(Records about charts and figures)
---*---

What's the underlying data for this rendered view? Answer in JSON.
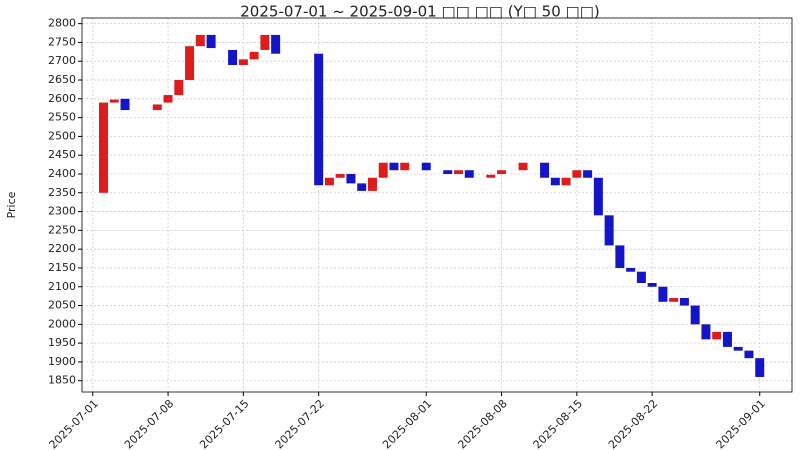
{
  "chart_data": {
    "type": "candlestick",
    "title": "2025-07-01 ~ 2025-09-01 □□ □□ (Y□ 50 □□)",
    "y_label": "Price",
    "x": [
      "2025-07-02",
      "2025-07-03",
      "2025-07-04",
      "2025-07-07",
      "2025-07-08",
      "2025-07-09",
      "2025-07-10",
      "2025-07-11",
      "2025-07-12",
      "2025-07-14",
      "2025-07-15",
      "2025-07-16",
      "2025-07-17",
      "2025-07-18",
      "2025-07-22",
      "2025-07-23",
      "2025-07-24",
      "2025-07-25",
      "2025-07-26",
      "2025-07-27",
      "2025-07-28",
      "2025-07-29",
      "2025-07-30",
      "2025-08-01",
      "2025-08-03",
      "2025-08-04",
      "2025-08-05",
      "2025-08-07",
      "2025-08-08",
      "2025-08-10",
      "2025-08-12",
      "2025-08-13",
      "2025-08-14",
      "2025-08-15",
      "2025-08-16",
      "2025-08-17",
      "2025-08-18",
      "2025-08-19",
      "2025-08-20",
      "2025-08-21",
      "2025-08-22",
      "2025-08-23",
      "2025-08-24",
      "2025-08-25",
      "2025-08-26",
      "2025-08-27",
      "2025-08-28",
      "2025-08-29",
      "2025-08-30",
      "2025-08-31",
      "2025-09-01"
    ],
    "open": [
      2350,
      2590,
      2600,
      2570,
      2590,
      2610,
      2650,
      2740,
      2770,
      2730,
      2690,
      2705,
      2730,
      2770,
      2720,
      2370,
      2390,
      2400,
      2375,
      2355,
      2390,
      2430,
      2410,
      2430,
      2410,
      2400,
      2410,
      2390,
      2400,
      2410,
      2430,
      2390,
      2370,
      2390,
      2410,
      2390,
      2290,
      2210,
      2150,
      2140,
      2110,
      2100,
      2060,
      2070,
      2050,
      2000,
      1960,
      1980,
      1940,
      1930,
      1910
    ],
    "close": [
      2590,
      2598,
      2570,
      2585,
      2610,
      2650,
      2740,
      2770,
      2735,
      2690,
      2705,
      2725,
      2770,
      2720,
      2370,
      2390,
      2400,
      2375,
      2355,
      2390,
      2430,
      2410,
      2430,
      2410,
      2400,
      2410,
      2390,
      2398,
      2410,
      2430,
      2390,
      2370,
      2390,
      2410,
      2390,
      2290,
      2210,
      2150,
      2140,
      2110,
      2100,
      2060,
      2070,
      2050,
      2000,
      1960,
      1980,
      1940,
      1930,
      1910,
      1860
    ],
    "up_color": "#dd1c1c",
    "down_color": "#1414c8",
    "xlim": [
      "2025-06-30",
      "2025-09-04"
    ],
    "xticks": [
      "2025-07-01",
      "2025-07-08",
      "2025-07-15",
      "2025-07-22",
      "2025-08-01",
      "2025-08-08",
      "2025-08-15",
      "2025-08-22",
      "2025-09-01"
    ],
    "ylim": [
      1820,
      2815
    ],
    "yticks": [
      1850,
      1900,
      1950,
      2000,
      2050,
      2100,
      2150,
      2200,
      2250,
      2300,
      2350,
      2400,
      2450,
      2500,
      2550,
      2600,
      2650,
      2700,
      2750,
      2800
    ],
    "grid": true
  }
}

---*---

_The task_. Each line in the records above should be reproduced exactly; images are not copied.

_Exercise solution_.
What's the underlying data for this rendered view? Answer in JSON.
{
  "chart_data": {
    "type": "candlestick",
    "title": "2025-07-01 ~ 2025-09-01 □□ □□ (Y□ 50 □□)",
    "y_label": "Price",
    "x": [
      "2025-07-02",
      "2025-07-03",
      "2025-07-04",
      "2025-07-07",
      "2025-07-08",
      "2025-07-09",
      "2025-07-10",
      "2025-07-11",
      "2025-07-12",
      "2025-07-14",
      "2025-07-15",
      "2025-07-16",
      "2025-07-17",
      "2025-07-18",
      "2025-07-22",
      "2025-07-23",
      "2025-07-24",
      "2025-07-25",
      "2025-07-26",
      "2025-07-27",
      "2025-07-28",
      "2025-07-29",
      "2025-07-30",
      "2025-08-01",
      "2025-08-03",
      "2025-08-04",
      "2025-08-05",
      "2025-08-07",
      "2025-08-08",
      "2025-08-10",
      "2025-08-12",
      "2025-08-13",
      "2025-08-14",
      "2025-08-15",
      "2025-08-16",
      "2025-08-17",
      "2025-08-18",
      "2025-08-19",
      "2025-08-20",
      "2025-08-21",
      "2025-08-22",
      "2025-08-23",
      "2025-08-24",
      "2025-08-25",
      "2025-08-26",
      "2025-08-27",
      "2025-08-28",
      "2025-08-29",
      "2025-08-30",
      "2025-08-31",
      "2025-09-01"
    ],
    "open": [
      2350,
      2590,
      2600,
      2570,
      2590,
      2610,
      2650,
      2740,
      2770,
      2730,
      2690,
      2705,
      2730,
      2770,
      2720,
      2370,
      2390,
      2400,
      2375,
      2355,
      2390,
      2430,
      2410,
      2430,
      2410,
      2400,
      2410,
      2390,
      2400,
      2410,
      2430,
      2390,
      2370,
      2390,
      2410,
      2390,
      2290,
      2210,
      2150,
      2140,
      2110,
      2100,
      2060,
      2070,
      2050,
      2000,
      1960,
      1980,
      1940,
      1930,
      1910
    ],
    "close": [
      2590,
      2598,
      2570,
      2585,
      2610,
      2650,
      2740,
      2770,
      2735,
      2690,
      2705,
      2725,
      2770,
      2720,
      2370,
      2390,
      2400,
      2375,
      2355,
      2390,
      2430,
      2410,
      2430,
      2410,
      2400,
      2410,
      2390,
      2398,
      2410,
      2430,
      2390,
      2370,
      2390,
      2410,
      2390,
      2290,
      2210,
      2150,
      2140,
      2110,
      2100,
      2060,
      2070,
      2050,
      2000,
      1960,
      1980,
      1940,
      1930,
      1910,
      1860
    ],
    "up_color": "#dd1c1c",
    "down_color": "#1414c8",
    "xlim": [
      "2025-06-30",
      "2025-09-04"
    ],
    "xticks": [
      "2025-07-01",
      "2025-07-08",
      "2025-07-15",
      "2025-07-22",
      "2025-08-01",
      "2025-08-08",
      "2025-08-15",
      "2025-08-22",
      "2025-09-01"
    ],
    "ylim": [
      1820,
      2815
    ],
    "yticks": [
      1850,
      1900,
      1950,
      2000,
      2050,
      2100,
      2150,
      2200,
      2250,
      2300,
      2350,
      2400,
      2450,
      2500,
      2550,
      2600,
      2650,
      2700,
      2750,
      2800
    ],
    "grid": true
  }
}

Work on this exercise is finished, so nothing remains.